Vos tâches =>
1. Dans l'extrait de décision sur le contrat de distribution, comment le grief de la troisième branche est-il qualifié ?
2. Poursuivez l'extrait de décision sur le contrat de distribution à la suite de sa dernière phrase.

Document source =>
13. De troisième part, il ne résulte ni de l'arrêt ni de ses conclusions que la société Chevrolet ait soutenues, devant la cour d'appel, que la nature du contrat de distribution comme contrat d'intérêt commun impliquant une coopération étroite entre les parties en vue de sa bonne exécution jusqu'à son terme, imposait au distributeur de faire preuve d'adaptation dans une conjoncture économique difficile. Le grief de la troisième branche est, dès lors, nouveau et mélangé de fait et de droit.

Données fournies =>
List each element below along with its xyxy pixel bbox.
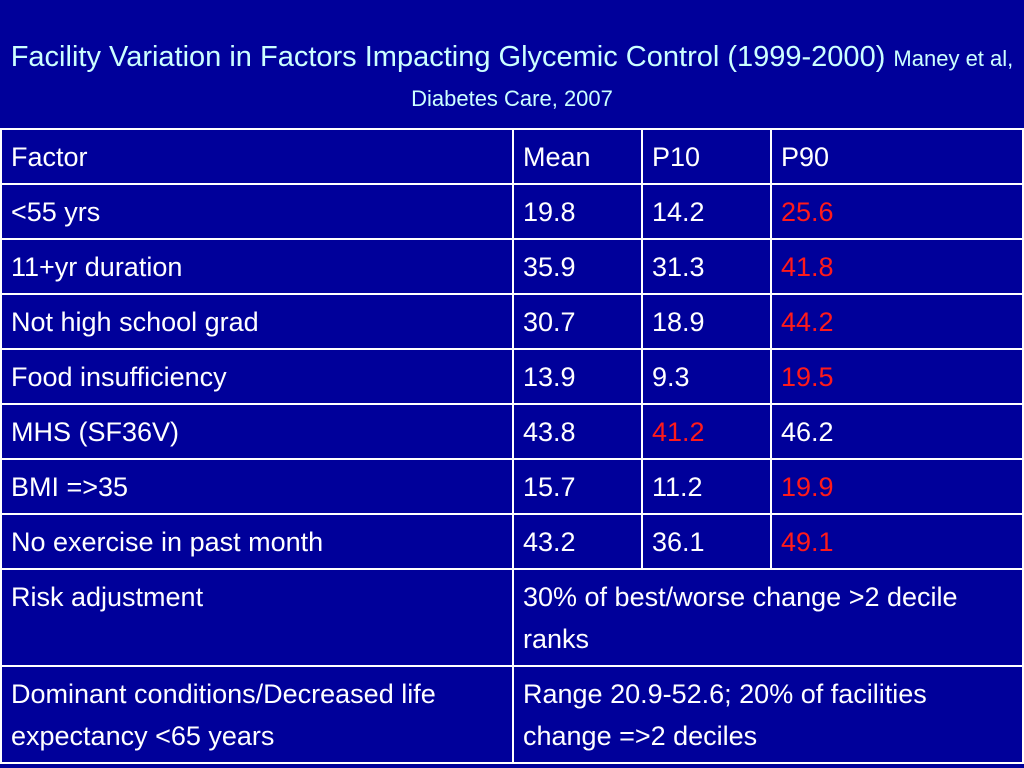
p90-cell: 46.2	[770, 403, 1024, 460]
factor-cell: 11+yr duration	[0, 238, 514, 295]
mean-cell: 30.7	[512, 293, 643, 350]
p90-cell: 19.9	[770, 458, 1024, 515]
mean-cell: 35.9	[512, 238, 643, 295]
summary-detail-cell: 30% of best/worse change >2 decile ranks	[512, 568, 1024, 667]
table-row: BMI =>35 15.7 11.2 19.9	[0, 458, 1024, 515]
p90-cell: 44.2	[770, 293, 1024, 350]
table-row: MHS (SF36V) 43.8 41.2 46.2	[0, 403, 1024, 460]
factor-cell: Food insufficiency	[0, 348, 514, 405]
p10-cell: 9.3	[641, 348, 772, 405]
table-row: 11+yr duration 35.9 31.3 41.8	[0, 238, 1024, 295]
table-header-row: Factor Mean P10 P90	[0, 128, 1024, 185]
p10-cell: 11.2	[641, 458, 772, 515]
title-citation: Maney et al, Diabetes Care, 2007	[411, 46, 1014, 111]
p90-cell: 49.1	[770, 513, 1024, 570]
mean-cell: 15.7	[512, 458, 643, 515]
p10-cell: 18.9	[641, 293, 772, 350]
p10-cell: 36.1	[641, 513, 772, 570]
table-row: Not high school grad 30.7 18.9 44.2	[0, 293, 1024, 350]
factors-table: Factor Mean P10 P90 <55 yrs 19.8 14.2 25…	[0, 128, 1024, 764]
slide-title: Facility Variation in Factors Impacting …	[0, 38, 1024, 118]
header-p90: P90	[770, 128, 1024, 185]
factor-cell: <55 yrs	[0, 183, 514, 240]
p90-cell: 19.5	[770, 348, 1024, 405]
summary-row: Dominant conditions/Decreased life expec…	[0, 665, 1024, 764]
factor-cell: Dominant conditions/Decreased life expec…	[0, 665, 514, 764]
title-main: Facility Variation in Factors Impacting …	[10, 41, 886, 73]
mean-cell: 19.8	[512, 183, 643, 240]
factor-cell: Risk adjustment	[0, 568, 514, 667]
header-factor: Factor	[0, 128, 514, 185]
p10-cell: 41.2	[641, 403, 772, 460]
factor-cell: BMI =>35	[0, 458, 514, 515]
summary-row: Risk adjustment 30% of best/worse change…	[0, 568, 1024, 667]
table-row: <55 yrs 19.8 14.2 25.6	[0, 183, 1024, 240]
mean-cell: 13.9	[512, 348, 643, 405]
mean-cell: 43.8	[512, 403, 643, 460]
mean-cell: 43.2	[512, 513, 643, 570]
p10-cell: 14.2	[641, 183, 772, 240]
p90-cell: 41.8	[770, 238, 1024, 295]
p90-cell: 25.6	[770, 183, 1024, 240]
factor-cell: MHS (SF36V)	[0, 403, 514, 460]
summary-detail-cell: Range 20.9-52.6; 20% of facilities chang…	[512, 665, 1024, 764]
factor-cell: Not high school grad	[0, 293, 514, 350]
p10-cell: 31.3	[641, 238, 772, 295]
table-row: No exercise in past month 43.2 36.1 49.1	[0, 513, 1024, 570]
header-mean: Mean	[512, 128, 643, 185]
factor-cell: No exercise in past month	[0, 513, 514, 570]
header-p10: P10	[641, 128, 772, 185]
table-row: Food insufficiency 13.9 9.3 19.5	[0, 348, 1024, 405]
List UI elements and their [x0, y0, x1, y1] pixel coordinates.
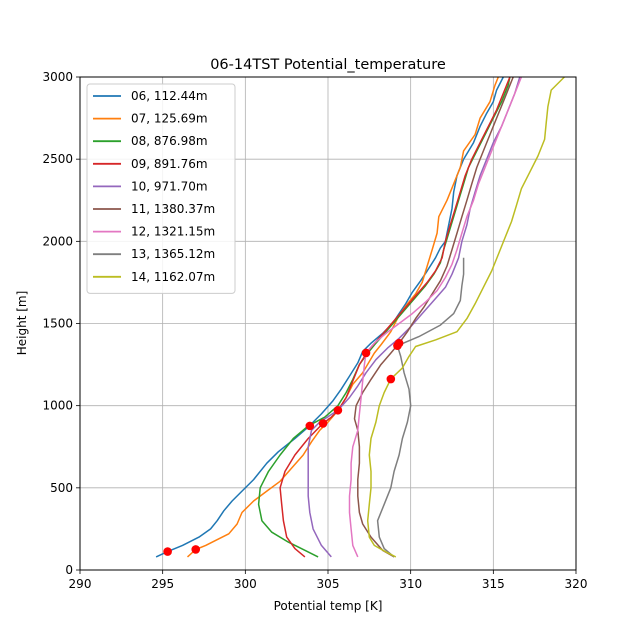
series-line-5 [353, 76, 514, 558]
series-line-1 [186, 76, 499, 558]
pbl-marker-0 [163, 547, 172, 556]
series-line-6 [348, 76, 523, 558]
legend-entry-8: 14, 1162.07m [131, 270, 215, 284]
y-axis-ticks: 0 500 1000 1500 2000 2500 3000 [42, 70, 80, 577]
pbl-marker-8 [386, 374, 396, 384]
legend: 06, 112.44m 07, 125.69m 08, 876.98m 09, 891… [86, 83, 236, 294]
legend-entry-1: 07, 125.69m [131, 112, 208, 126]
x-tick-label: 315 [482, 577, 505, 591]
y-axis-label: Height [m] [15, 291, 29, 356]
x-axis-label: Potential temp [K] [274, 599, 383, 613]
legend-entry-3: 09, 891.76m [131, 157, 208, 171]
pbl-marker-2 [305, 421, 315, 431]
y-tick-label: 0 [65, 563, 73, 577]
y-tick-label: 2500 [42, 152, 73, 166]
series-line-8 [366, 76, 565, 558]
x-tick-label: 320 [565, 577, 588, 591]
pbl-marker-1 [191, 545, 201, 554]
chart-title: 06-14TST Potential_temperature [210, 57, 446, 73]
x-tick-label: 305 [317, 577, 340, 591]
series-line-7 [376, 257, 465, 558]
series-layer [155, 76, 565, 558]
series-line-3 [279, 76, 511, 558]
x-tick-label: 300 [234, 577, 257, 591]
y-tick-label: 3000 [42, 70, 73, 84]
x-axis-ticks: 290 295 300 305 310 315 320 [69, 570, 588, 591]
y-tick-label: 500 [50, 481, 73, 495]
y-tick-label: 2000 [42, 234, 73, 248]
marker-layer [163, 338, 404, 556]
x-tick-label: 310 [399, 577, 422, 591]
pbl-marker-3 [318, 419, 328, 428]
legend-box [86, 83, 236, 294]
legend-entry-6: 12, 1321.15m [131, 225, 215, 239]
pbl-marker-4 [333, 405, 343, 415]
legend-entry-7: 13, 1365.12m [131, 247, 215, 261]
series-line-4 [307, 76, 521, 558]
legend-entry-2: 08, 876.98m [131, 134, 208, 148]
y-tick-label: 1500 [42, 317, 73, 331]
pbl-marker-7 [393, 341, 402, 350]
pbl-marker-6 [361, 348, 371, 358]
x-tick-label: 290 [69, 577, 92, 591]
legend-entry-5: 11, 1380.37m [131, 202, 215, 216]
legend-entry-4: 10, 971.70m [131, 179, 208, 193]
x-tick-label: 295 [151, 577, 174, 591]
legend-entry-0: 06, 112.44m [131, 89, 208, 103]
y-tick-label: 1000 [42, 399, 73, 413]
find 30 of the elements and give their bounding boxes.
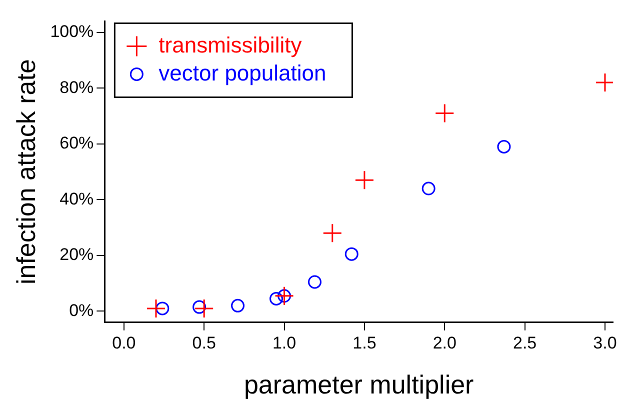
point bbox=[322, 223, 342, 243]
point bbox=[231, 298, 245, 312]
y-tick-label: 0% bbox=[69, 300, 94, 320]
point bbox=[354, 170, 374, 190]
x-tick-label: 1.5 bbox=[352, 333, 376, 352]
point bbox=[156, 302, 170, 316]
point bbox=[344, 247, 358, 261]
point bbox=[497, 140, 511, 154]
point bbox=[192, 300, 206, 314]
x-tick-label: 0.0 bbox=[112, 333, 136, 352]
point bbox=[146, 298, 166, 318]
point bbox=[308, 275, 322, 289]
y-tick-label: 40% bbox=[60, 189, 94, 208]
point bbox=[434, 103, 454, 123]
y-tick-label: 100% bbox=[50, 22, 94, 42]
y-tick-label: 80% bbox=[60, 78, 94, 97]
x-tick-label: 2.5 bbox=[512, 333, 537, 352]
point bbox=[422, 182, 436, 196]
y-tick-label: 60% bbox=[60, 134, 94, 153]
x-axis-title: parameter multiplier bbox=[244, 370, 474, 400]
x-tick-label: 2.0 bbox=[432, 333, 456, 352]
x-tick-label: 0.5 bbox=[192, 333, 216, 352]
y-tick-label: 20% bbox=[60, 245, 94, 264]
x-tick-label: 1.0 bbox=[272, 333, 296, 352]
legend-label: vector population bbox=[158, 60, 326, 86]
point bbox=[270, 292, 284, 306]
legend-label: transmissibility bbox=[158, 32, 302, 58]
x-tick-label: 3.0 bbox=[593, 333, 617, 352]
y-axis-title: infection attack rate bbox=[10, 59, 41, 285]
point bbox=[194, 298, 214, 318]
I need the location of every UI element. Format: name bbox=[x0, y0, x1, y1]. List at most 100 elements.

Réponses par tâche =>
1. Il est qualifié de nouveau et mélangé de fait et de droit.

2.
14. Enfin, l'arrêt retient que la décision de report des commandes clients en cours, prise unilatéralement par la société Chevrolet, a cassé la dynamique des commandes des distributeurs, qui ont été découragés par la société Chevrolet dans sa lettre annonçant la mise en oeuvre de son plan de déstockage. Il retient encore que cette dernière a aggravé la situation de pénurie du réseau en procédant à la vente des 900 véhicules attendus en février 2014 et celle de 700 véhicules dès janvier 2014 et que si les distributeurs pouvaient passer directement leurs commandes à l'usine de Corée, les délais de livraison prolongés de cinq à six mois et les incertitudes sur l'attitude de la société Chevrolet les en ont dissuadés.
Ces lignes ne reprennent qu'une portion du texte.